## Task statement
Across the entries below, count the lines in which the word "hier" occurs. Reply with the count alone.

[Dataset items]

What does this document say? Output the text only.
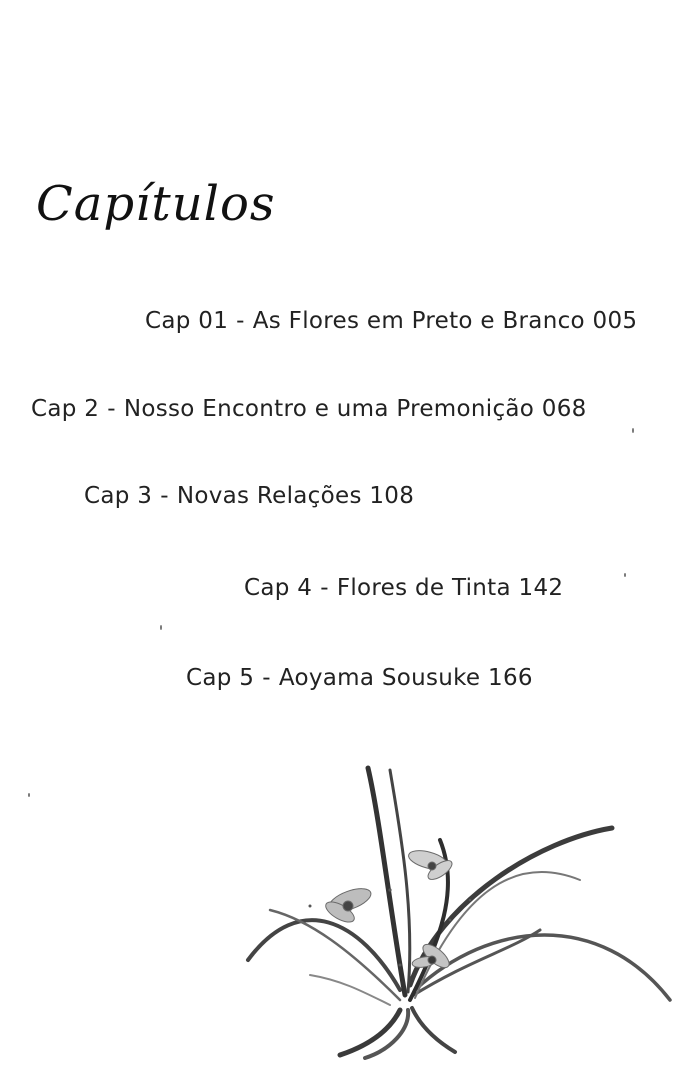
Capítulos
Cap 01 - As Flores em Preto e Branco 005
Cap 2 - Nosso Encontro e uma Premonição 068
Cap 3 - Novas Relações 108
Cap 4 - Flores de Tinta 142
Cap 5 - Aoyama Sousuke 166
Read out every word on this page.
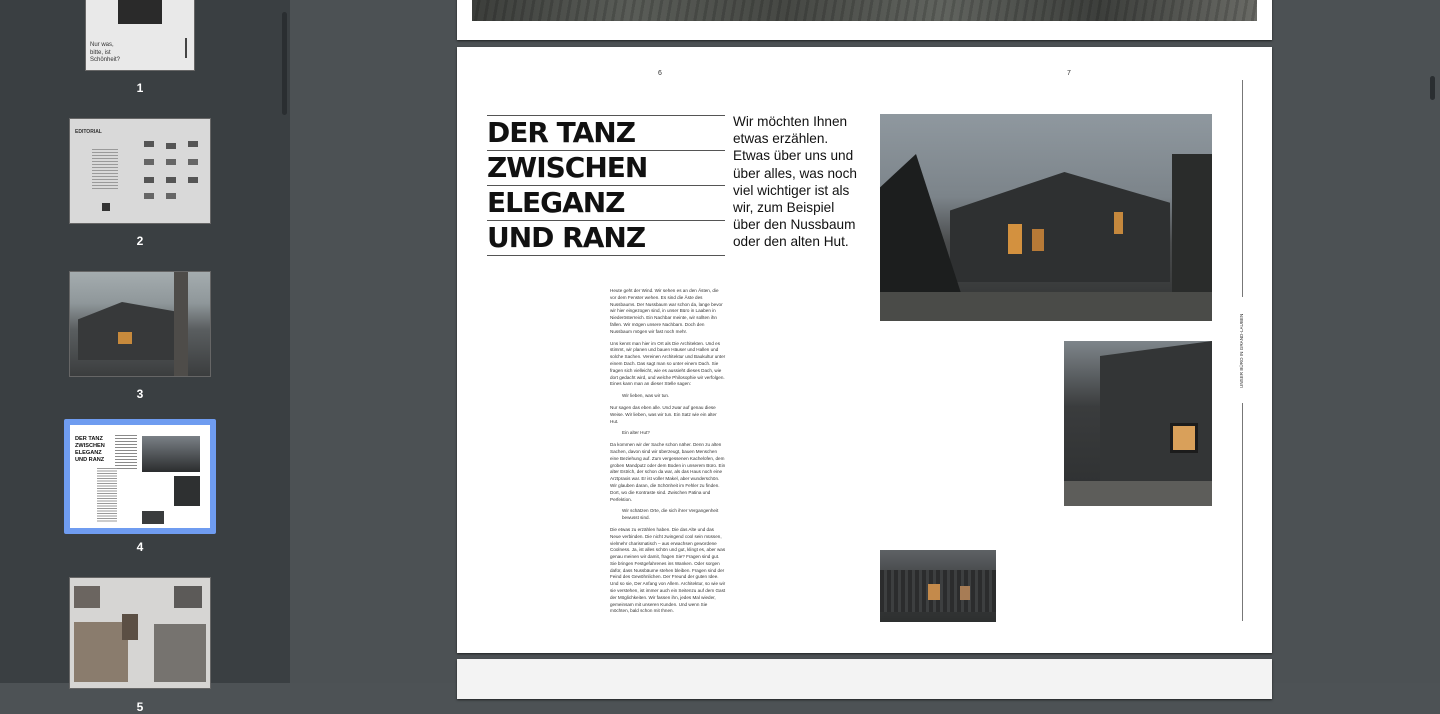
Nur was, bitte, ist Schönheit?
1
EDITORIAL
2
3
DER TANZ ZWISCHEN ELEGANZ UND RANZ
4
5
6	7
DER TANZ
ZWISCHEN
ELEGANZ
UND RANZ
Wir möchten Ihnen etwas erzählen. Etwas über uns und über alles, was noch viel wichtiger ist als wir, zum Beispiel über den Nussbaum oder den alten Hut.

Heute geht der Wind. Wir sehen es an den Ästen, die vor dem Fenster wehen. Es sind die Äste des Nussbaums. Der Nussbaum war schon da, lange bevor wir hier eingezogen sind, in unser Büro in Laaben in Niederösterreich. Ein Nachbar meinte, wir sollten ihn fällen. Wir mögen unsere Nachbarn. Doch den Nussbaum mögen wir fast noch mehr.

Uns kennt man hier im Ort als Die Architekten. Und es stimmt, wir planen und bauen Häuser und Hallen und solche Sachen. Vereinen Architektur und Baukultur unter einem Dach. Das sagt man so unter einem Dach. Sie fragen sich vielleicht, wie es aussieht dieses Dach, wie dort gedacht wird, und welche Philosophie wir verfolgen. Eines kann man an dieser Stelle sagen:

Wir lieben, was wir tun.

Nur sagen das eben alle. Und zwar auf genau diese Weise. Wir lieben, was wir tun. Ein Satz wie ein alter Hut.

Ein alter Hut?

Da kommen wir der Sache schon näher. Denn zu alten Sachen, davon sind wir überzeugt, bauen Menschen eine Beziehung auf. Zum vergessenen Kachelofen, dem groben Mandputz oder dem Boden in unserem Büro. Ein alter Estrich, der schon da war, als das Haus noch eine Arztpraxis war. Er ist voller Makel, aber wunderschön. Wir glauben daran, die Schönheit im Fehler zu finden. Dort, wo die Kontraste sind. Zwischen Patina und Perfektion.

Wir schätzen Orte, die sich ihrer Vergangenheit bewusst sind.

Die etwas zu erzählen haben. Die das Alte und das Neue verbinden. Die nicht zwingend cool sein müssen, vielmehr charismatisch – aus erwachsen gewordene Coolness. Ja, ist alles schön und gut, klingt es, aber was genau meinen wir damit, fragen Sie? Fragen sind gut. Sie bringen Festgefahrenes ins Wanken. Oder sorgen dafür, dass Nussbäume stehen bleiben. Fragen sind der Feind des Gewöhnlichen. Der Freund der guten Idee. Und so sie, Der Anfang von Allem. Architektur, so wie wir sie verstehen, ist immer auch ein Seitenzu auf dem Gast der Möglichkeiten. Wir fassen ihn, jedes Mal wieder, gemeinsam mit unseren Kunden. Und wenn Sie möchten, bald schon mit Ihnen.

UNSER BÜRO IN GRAND-LAUBEN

## Task answer
2